- _DATA SUPPLIED_
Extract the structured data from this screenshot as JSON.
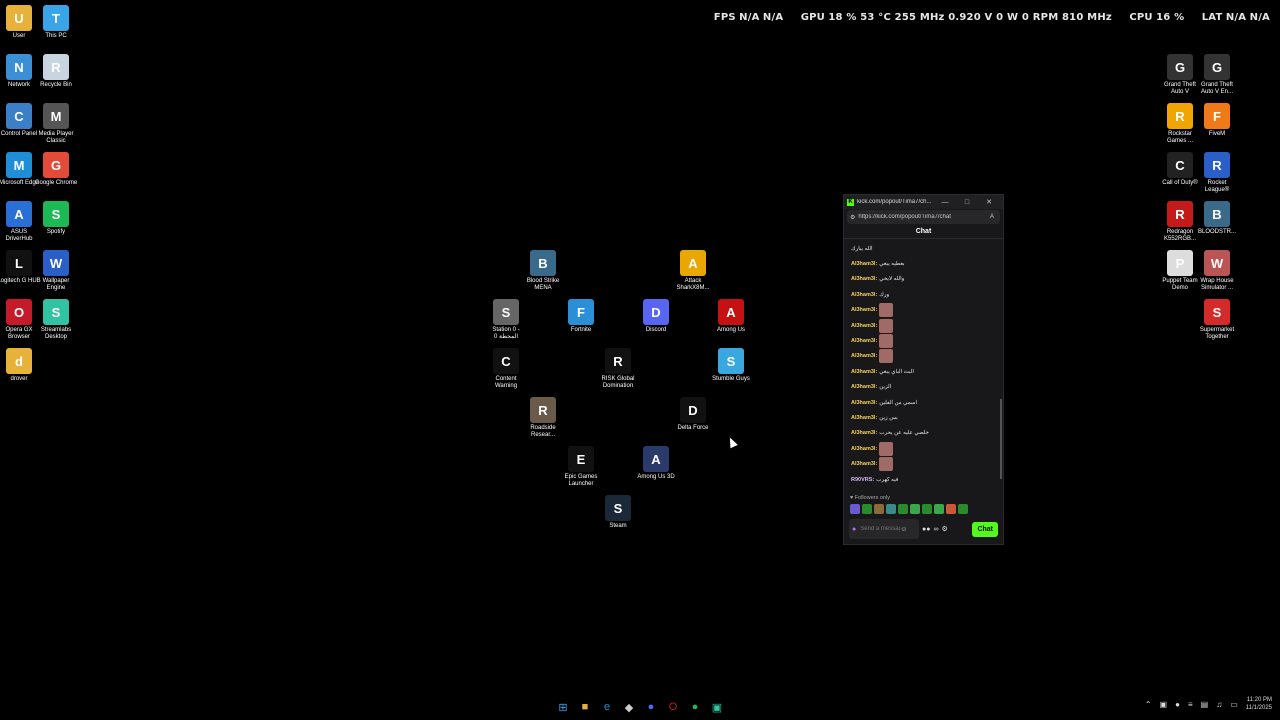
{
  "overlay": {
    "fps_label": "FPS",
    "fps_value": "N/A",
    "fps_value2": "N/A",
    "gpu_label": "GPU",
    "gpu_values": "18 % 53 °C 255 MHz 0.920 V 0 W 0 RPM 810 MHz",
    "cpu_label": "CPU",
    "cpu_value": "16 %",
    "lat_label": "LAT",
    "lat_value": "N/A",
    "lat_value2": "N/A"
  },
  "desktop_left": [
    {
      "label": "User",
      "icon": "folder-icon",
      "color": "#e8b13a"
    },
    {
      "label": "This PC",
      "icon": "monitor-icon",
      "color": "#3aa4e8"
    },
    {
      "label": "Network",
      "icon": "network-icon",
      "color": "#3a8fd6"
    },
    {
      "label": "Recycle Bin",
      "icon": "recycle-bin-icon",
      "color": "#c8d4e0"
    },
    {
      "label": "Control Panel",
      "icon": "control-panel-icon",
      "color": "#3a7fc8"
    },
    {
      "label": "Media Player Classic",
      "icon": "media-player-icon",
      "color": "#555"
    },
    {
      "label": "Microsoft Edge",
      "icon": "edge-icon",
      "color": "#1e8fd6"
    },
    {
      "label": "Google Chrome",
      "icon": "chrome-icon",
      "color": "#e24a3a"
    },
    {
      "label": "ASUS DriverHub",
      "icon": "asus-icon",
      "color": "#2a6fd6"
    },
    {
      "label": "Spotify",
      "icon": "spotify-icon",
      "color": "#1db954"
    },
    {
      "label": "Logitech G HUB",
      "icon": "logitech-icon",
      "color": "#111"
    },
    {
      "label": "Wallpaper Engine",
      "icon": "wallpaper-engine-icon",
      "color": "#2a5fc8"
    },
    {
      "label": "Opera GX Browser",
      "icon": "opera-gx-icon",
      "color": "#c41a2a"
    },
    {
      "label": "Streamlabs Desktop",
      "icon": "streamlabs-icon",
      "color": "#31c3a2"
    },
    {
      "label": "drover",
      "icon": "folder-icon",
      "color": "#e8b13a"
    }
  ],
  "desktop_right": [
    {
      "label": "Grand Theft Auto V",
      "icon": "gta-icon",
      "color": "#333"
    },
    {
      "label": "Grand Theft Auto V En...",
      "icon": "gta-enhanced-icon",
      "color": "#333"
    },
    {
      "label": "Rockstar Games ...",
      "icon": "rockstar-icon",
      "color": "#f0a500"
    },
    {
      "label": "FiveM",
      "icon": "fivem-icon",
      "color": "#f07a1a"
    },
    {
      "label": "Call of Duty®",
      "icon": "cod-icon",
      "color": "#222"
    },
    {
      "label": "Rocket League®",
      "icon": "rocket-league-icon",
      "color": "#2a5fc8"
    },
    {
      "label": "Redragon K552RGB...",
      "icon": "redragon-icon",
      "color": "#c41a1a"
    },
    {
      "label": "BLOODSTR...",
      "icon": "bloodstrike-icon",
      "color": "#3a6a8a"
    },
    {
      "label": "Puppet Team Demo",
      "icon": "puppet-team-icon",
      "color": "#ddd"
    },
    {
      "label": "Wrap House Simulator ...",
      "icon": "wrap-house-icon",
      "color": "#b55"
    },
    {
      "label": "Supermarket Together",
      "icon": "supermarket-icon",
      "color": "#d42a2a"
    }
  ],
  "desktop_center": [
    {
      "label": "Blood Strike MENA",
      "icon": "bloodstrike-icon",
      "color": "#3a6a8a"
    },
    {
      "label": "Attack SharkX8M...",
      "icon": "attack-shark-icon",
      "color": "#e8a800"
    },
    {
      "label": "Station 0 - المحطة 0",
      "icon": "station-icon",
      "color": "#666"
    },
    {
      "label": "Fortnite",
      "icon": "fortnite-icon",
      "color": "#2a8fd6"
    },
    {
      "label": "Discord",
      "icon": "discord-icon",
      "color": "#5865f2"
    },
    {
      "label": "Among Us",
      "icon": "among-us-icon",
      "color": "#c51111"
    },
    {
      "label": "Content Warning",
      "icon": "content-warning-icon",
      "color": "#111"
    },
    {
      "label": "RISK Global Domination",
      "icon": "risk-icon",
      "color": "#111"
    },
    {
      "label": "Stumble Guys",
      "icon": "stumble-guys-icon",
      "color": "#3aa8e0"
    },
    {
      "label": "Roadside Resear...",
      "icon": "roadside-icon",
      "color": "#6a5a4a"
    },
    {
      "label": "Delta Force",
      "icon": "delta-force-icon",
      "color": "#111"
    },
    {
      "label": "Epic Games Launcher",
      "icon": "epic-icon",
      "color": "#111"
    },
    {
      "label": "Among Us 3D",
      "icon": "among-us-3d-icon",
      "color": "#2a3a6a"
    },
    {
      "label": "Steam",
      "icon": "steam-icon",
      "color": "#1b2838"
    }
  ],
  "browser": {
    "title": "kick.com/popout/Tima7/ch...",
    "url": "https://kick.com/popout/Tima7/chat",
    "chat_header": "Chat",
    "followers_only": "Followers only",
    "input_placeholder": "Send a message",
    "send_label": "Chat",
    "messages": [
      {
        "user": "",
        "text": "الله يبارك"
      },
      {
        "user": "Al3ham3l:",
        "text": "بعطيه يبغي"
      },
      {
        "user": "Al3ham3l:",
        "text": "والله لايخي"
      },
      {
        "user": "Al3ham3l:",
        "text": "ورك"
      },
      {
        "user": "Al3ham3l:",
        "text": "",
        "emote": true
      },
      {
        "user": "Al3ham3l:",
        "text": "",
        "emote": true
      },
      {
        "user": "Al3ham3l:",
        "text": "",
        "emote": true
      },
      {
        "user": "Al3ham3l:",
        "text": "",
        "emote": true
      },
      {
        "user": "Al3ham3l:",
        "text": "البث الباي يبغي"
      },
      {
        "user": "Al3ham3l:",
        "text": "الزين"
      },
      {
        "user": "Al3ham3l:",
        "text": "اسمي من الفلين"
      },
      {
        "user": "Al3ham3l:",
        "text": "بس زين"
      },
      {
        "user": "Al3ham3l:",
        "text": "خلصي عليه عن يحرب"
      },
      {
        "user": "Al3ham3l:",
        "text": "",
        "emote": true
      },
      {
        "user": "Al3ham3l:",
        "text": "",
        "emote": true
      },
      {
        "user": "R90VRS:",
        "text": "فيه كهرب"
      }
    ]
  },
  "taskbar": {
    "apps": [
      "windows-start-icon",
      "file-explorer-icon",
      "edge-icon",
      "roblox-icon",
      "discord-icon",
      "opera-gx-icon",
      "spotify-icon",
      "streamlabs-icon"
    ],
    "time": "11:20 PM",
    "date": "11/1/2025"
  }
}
--
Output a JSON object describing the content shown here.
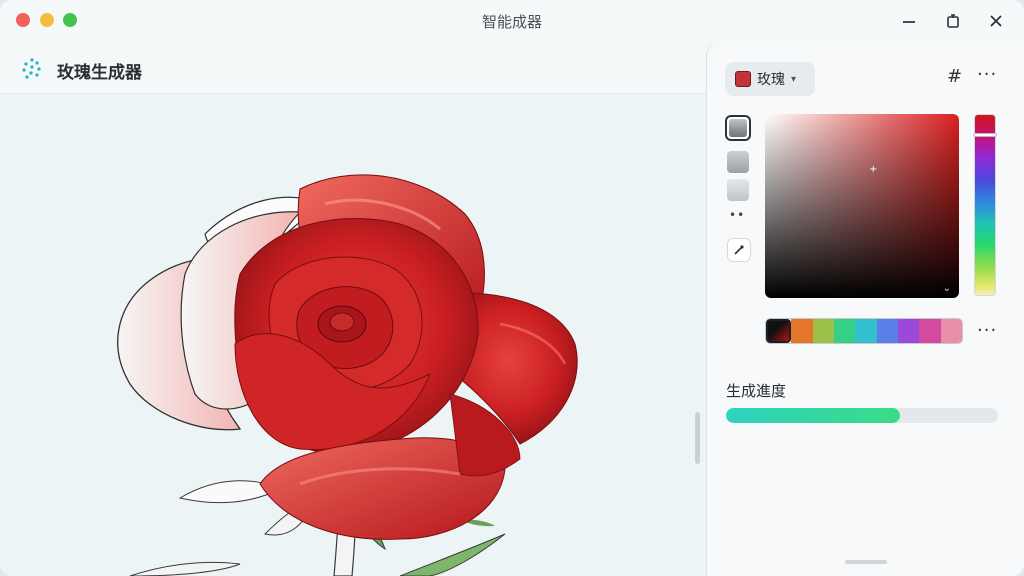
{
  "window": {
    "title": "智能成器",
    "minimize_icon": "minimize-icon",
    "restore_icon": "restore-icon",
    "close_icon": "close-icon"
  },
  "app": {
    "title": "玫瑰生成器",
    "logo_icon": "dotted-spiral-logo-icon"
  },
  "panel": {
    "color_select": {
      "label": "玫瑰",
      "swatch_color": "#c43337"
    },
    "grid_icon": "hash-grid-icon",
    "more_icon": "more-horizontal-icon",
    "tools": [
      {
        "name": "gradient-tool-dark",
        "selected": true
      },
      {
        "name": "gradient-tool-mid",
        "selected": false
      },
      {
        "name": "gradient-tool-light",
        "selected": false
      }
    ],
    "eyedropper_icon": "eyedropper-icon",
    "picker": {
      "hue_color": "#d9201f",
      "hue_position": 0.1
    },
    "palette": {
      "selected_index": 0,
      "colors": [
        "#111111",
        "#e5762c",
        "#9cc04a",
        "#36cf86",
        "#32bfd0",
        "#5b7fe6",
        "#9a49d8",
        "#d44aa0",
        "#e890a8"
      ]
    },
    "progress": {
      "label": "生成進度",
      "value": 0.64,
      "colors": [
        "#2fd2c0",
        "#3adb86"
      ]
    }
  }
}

- _TASK GOAL_
Tally how many lines of the records hold the word "JSON". Answer with the number only.

- _TASK OUTPUT_
2